**Objective**
Exactly reproduce all the records, keeping pictures out of the copy.

**Task material**

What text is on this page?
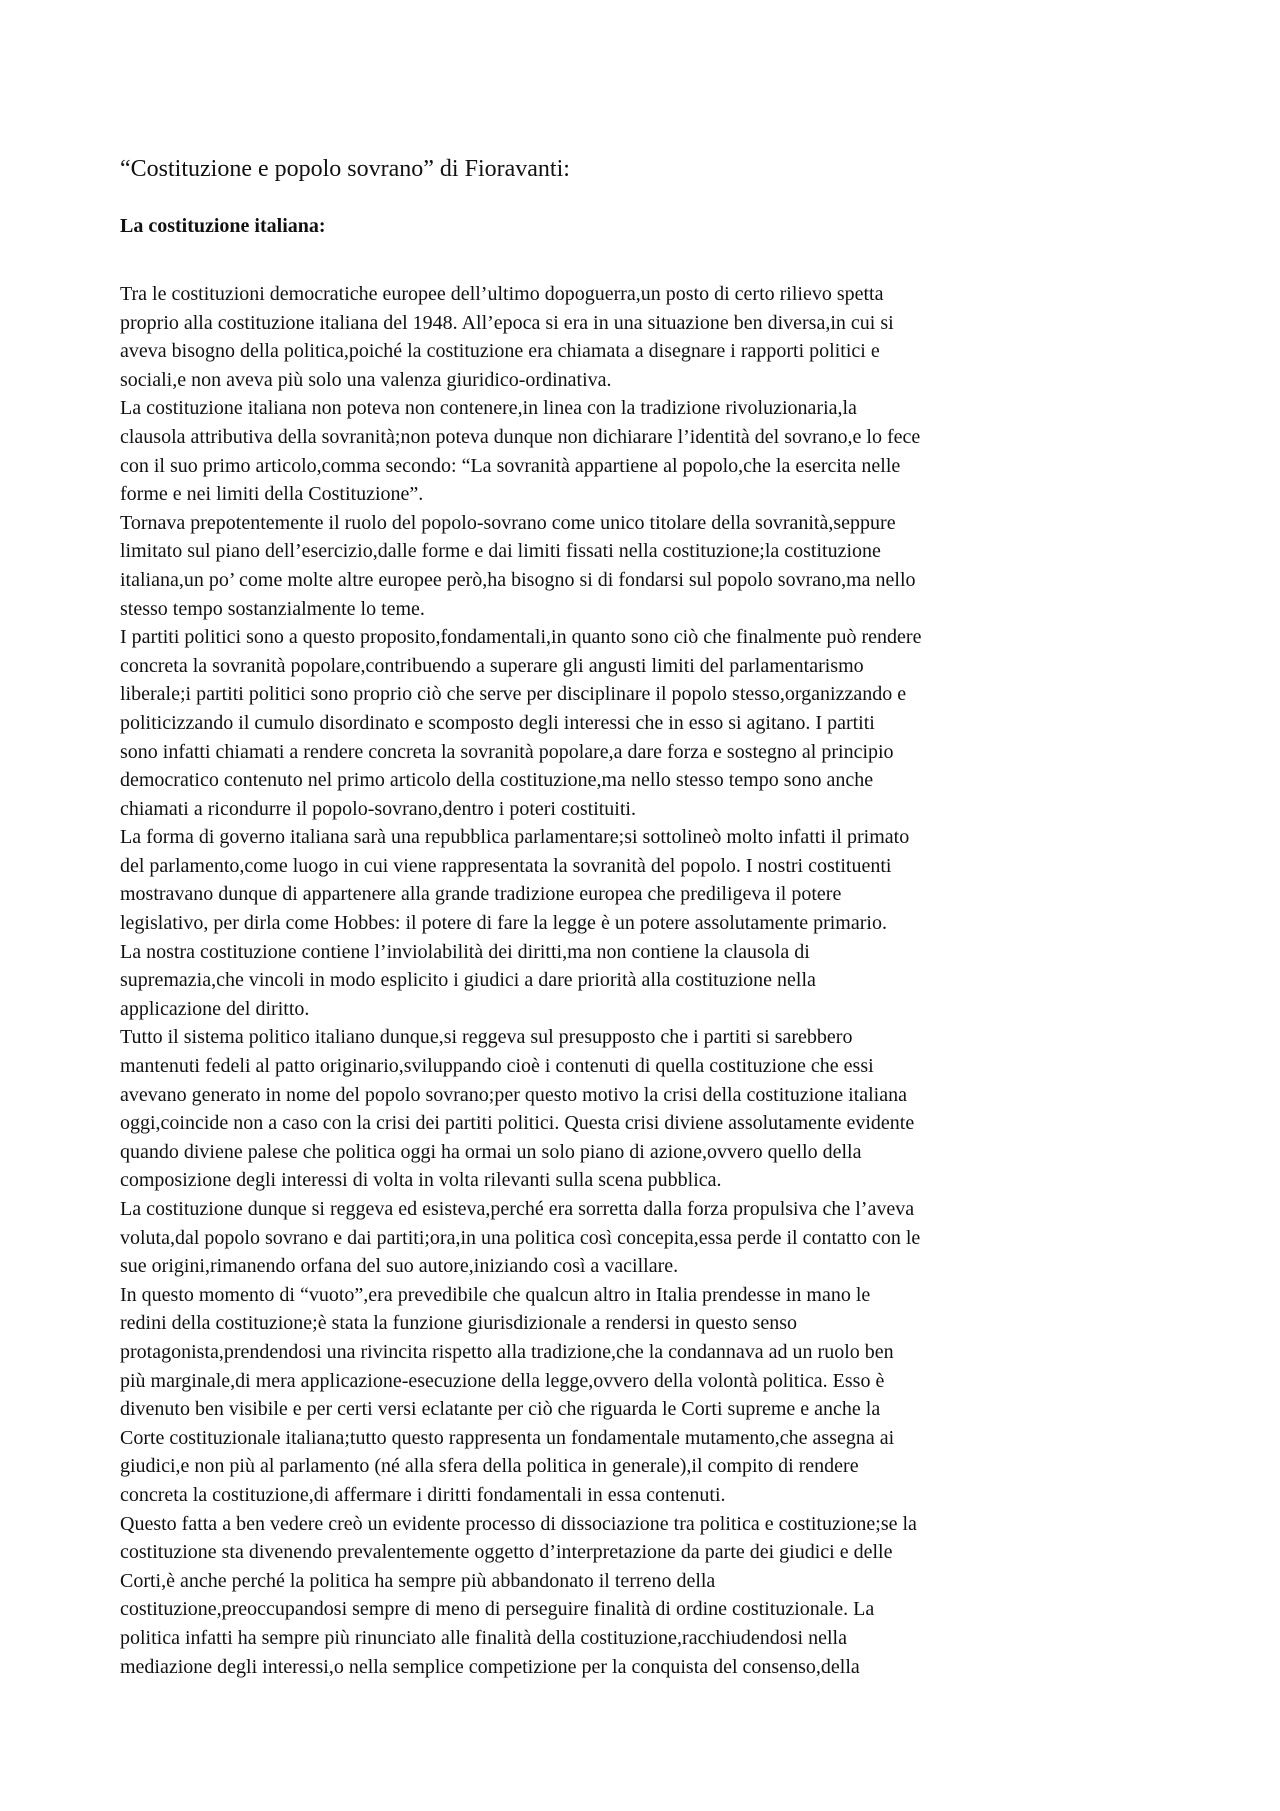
“Costituzione e popolo sovrano” di Fioravanti:
La costituzione italiana:

Tra le costituzioni democratiche europee dell’ultimo dopoguerra,un posto di certo rilievo spetta
proprio alla costituzione italiana del 1948. All’epoca si era in una situazione ben diversa,in cui si
aveva bisogno della politica,poiché la costituzione era chiamata a disegnare i rapporti politici e
sociali,e non aveva più solo una valenza giuridico-ordinativa.

La costituzione italiana non poteva non contenere,in linea con la tradizione rivoluzionaria,la
clausola attributiva della sovranità;non poteva dunque non dichiarare l’identità del sovrano,e lo fece
con il suo primo articolo,comma secondo: “La sovranità appartiene al popolo,che la esercita nelle
forme e nei limiti della Costituzione”.

Tornava prepotentemente il ruolo del popolo-sovrano come unico titolare della sovranità,seppure
limitato sul piano dell’esercizio,dalle forme e dai limiti fissati nella costituzione;la costituzione
italiana,un po’ come molte altre europee però,ha bisogno si di fondarsi sul popolo sovrano,ma nello
stesso tempo sostanzialmente lo teme.

I partiti politici sono a questo proposito,fondamentali,in quanto sono ciò che finalmente può rendere
concreta la sovranità popolare,contribuendo a superare gli angusti limiti del parlamentarismo
liberale;i partiti politici sono proprio ciò che serve per disciplinare il popolo stesso,organizzando e
politicizzando il cumulo disordinato e scomposto degli interessi che in esso si agitano. I partiti
sono infatti chiamati a rendere concreta la sovranità popolare,a dare forza e sostegno al principio
democratico contenuto nel primo articolo della costituzione,ma nello stesso tempo sono anche
chiamati a ricondurre il popolo-sovrano,dentro i poteri costituiti.

La forma di governo italiana sarà una repubblica parlamentare;si sottolineò molto infatti il primato
del parlamento,come luogo in cui viene rappresentata la sovranità del popolo. I nostri costituenti
mostravano dunque di appartenere alla grande tradizione europea che prediligeva il potere
legislativo, per dirla come Hobbes: il potere di fare la legge è un potere assolutamente primario.

La nostra costituzione contiene l’inviolabilità dei diritti,ma non contiene la clausola di
supremazia,che vincoli in modo esplicito i giudici a dare priorità alla costituzione nella
applicazione del diritto.

Tutto il sistema politico italiano dunque,si reggeva sul presupposto che i partiti si sarebbero
mantenuti fedeli al patto originario,sviluppando cioè i contenuti di quella costituzione che essi
avevano generato in nome del popolo sovrano;per questo motivo la crisi della costituzione italiana
oggi,coincide non a caso con la crisi dei partiti politici. Questa crisi diviene assolutamente evidente
quando diviene palese che politica oggi ha ormai un solo piano di azione,ovvero quello della
composizione degli interessi di volta in volta rilevanti sulla scena pubblica.

La costituzione dunque si reggeva ed esisteva,perché era sorretta dalla forza propulsiva che l’aveva
voluta,dal popolo sovrano e dai partiti;ora,in una politica così concepita,essa perde il contatto con le
sue origini,rimanendo orfana del suo autore,iniziando così a vacillare.

In questo momento di “vuoto”,era prevedibile che qualcun altro in Italia prendesse in mano le
redini della costituzione;è stata la funzione giurisdizionale a rendersi in questo senso
protagonista,prendendosi una rivincita rispetto alla tradizione,che la condannava ad un ruolo ben
più marginale,di mera applicazione-esecuzione della legge,ovvero della volontà politica. Esso è
divenuto ben visibile e per certi versi eclatante per ciò che riguarda le Corti supreme e anche la
Corte costituzionale italiana;tutto questo rappresenta un fondamentale mutamento,che assegna ai
giudici,e non più al parlamento (né alla sfera della politica in generale),il compito di rendere
concreta la costituzione,di affermare i diritti fondamentali in essa contenuti.

Questo fatta a ben vedere creò un evidente processo di dissociazione tra politica e costituzione;se la
costituzione sta divenendo prevalentemente oggetto d’interpretazione da parte dei giudici e delle
Corti,è anche perché la politica ha sempre più abbandonato il terreno della
costituzione,preoccupandosi sempre di meno di perseguire finalità di ordine costituzionale. La
politica infatti ha sempre più rinunciato alle finalità della costituzione,racchiudendosi nella
mediazione degli interessi,o nella semplice competizione per la conquista del consenso,della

**In response**
What text is on this page?
“Costituzione e popolo sovrano” di Fioravanti:
La costituzione italiana:

Tra le costituzioni democratiche europee dell’ultimo dopoguerra,un posto di certo rilievo spetta
proprio alla costituzione italiana del 1948. All’epoca si era in una situazione ben diversa,in cui si
aveva bisogno della politica,poiché la costituzione era chiamata a disegnare i rapporti politici e
sociali,e non aveva più solo una valenza giuridico-ordinativa.

La costituzione italiana non poteva non contenere,in linea con la tradizione rivoluzionaria,la
clausola attributiva della sovranità;non poteva dunque non dichiarare l’identità del sovrano,e lo fece
con il suo primo articolo,comma secondo: “La sovranità appartiene al popolo,che la esercita nelle
forme e nei limiti della Costituzione”.

Tornava prepotentemente il ruolo del popolo-sovrano come unico titolare della sovranità,seppure
limitato sul piano dell’esercizio,dalle forme e dai limiti fissati nella costituzione;la costituzione
italiana,un po’ come molte altre europee però,ha bisogno si di fondarsi sul popolo sovrano,ma nello
stesso tempo sostanzialmente lo teme.

I partiti politici sono a questo proposito,fondamentali,in quanto sono ciò che finalmente può rendere
concreta la sovranità popolare,contribuendo a superare gli angusti limiti del parlamentarismo
liberale;i partiti politici sono proprio ciò che serve per disciplinare il popolo stesso,organizzando e
politicizzando il cumulo disordinato e scomposto degli interessi che in esso si agitano. I partiti
sono infatti chiamati a rendere concreta la sovranità popolare,a dare forza e sostegno al principio
democratico contenuto nel primo articolo della costituzione,ma nello stesso tempo sono anche
chiamati a ricondurre il popolo-sovrano,dentro i poteri costituiti.

La forma di governo italiana sarà una repubblica parlamentare;si sottolineò molto infatti il primato
del parlamento,come luogo in cui viene rappresentata la sovranità del popolo. I nostri costituenti
mostravano dunque di appartenere alla grande tradizione europea che prediligeva il potere
legislativo, per dirla come Hobbes: il potere di fare la legge è un potere assolutamente primario.

La nostra costituzione contiene l’inviolabilità dei diritti,ma non contiene la clausola di
supremazia,che vincoli in modo esplicito i giudici a dare priorità alla costituzione nella
applicazione del diritto.

Tutto il sistema politico italiano dunque,si reggeva sul presupposto che i partiti si sarebbero
mantenuti fedeli al patto originario,sviluppando cioè i contenuti di quella costituzione che essi
avevano generato in nome del popolo sovrano;per questo motivo la crisi della costituzione italiana
oggi,coincide non a caso con la crisi dei partiti politici. Questa crisi diviene assolutamente evidente
quando diviene palese che politica oggi ha ormai un solo piano di azione,ovvero quello della
composizione degli interessi di volta in volta rilevanti sulla scena pubblica.

La costituzione dunque si reggeva ed esisteva,perché era sorretta dalla forza propulsiva che l’aveva
voluta,dal popolo sovrano e dai partiti;ora,in una politica così concepita,essa perde il contatto con le
sue origini,rimanendo orfana del suo autore,iniziando così a vacillare.

In questo momento di “vuoto”,era prevedibile che qualcun altro in Italia prendesse in mano le
redini della costituzione;è stata la funzione giurisdizionale a rendersi in questo senso
protagonista,prendendosi una rivincita rispetto alla tradizione,che la condannava ad un ruolo ben
più marginale,di mera applicazione-esecuzione della legge,ovvero della volontà politica. Esso è
divenuto ben visibile e per certi versi eclatante per ciò che riguarda le Corti supreme e anche la
Corte costituzionale italiana;tutto questo rappresenta un fondamentale mutamento,che assegna ai
giudici,e non più al parlamento (né alla sfera della politica in generale),il compito di rendere
concreta la costituzione,di affermare i diritti fondamentali in essa contenuti.

Questo fatta a ben vedere creò un evidente processo di dissociazione tra politica e costituzione;se la
costituzione sta divenendo prevalentemente oggetto d’interpretazione da parte dei giudici e delle
Corti,è anche perché la politica ha sempre più abbandonato il terreno della
costituzione,preoccupandosi sempre di meno di perseguire finalità di ordine costituzionale. La
politica infatti ha sempre più rinunciato alle finalità della costituzione,racchiudendosi nella
mediazione degli interessi,o nella semplice competizione per la conquista del consenso,della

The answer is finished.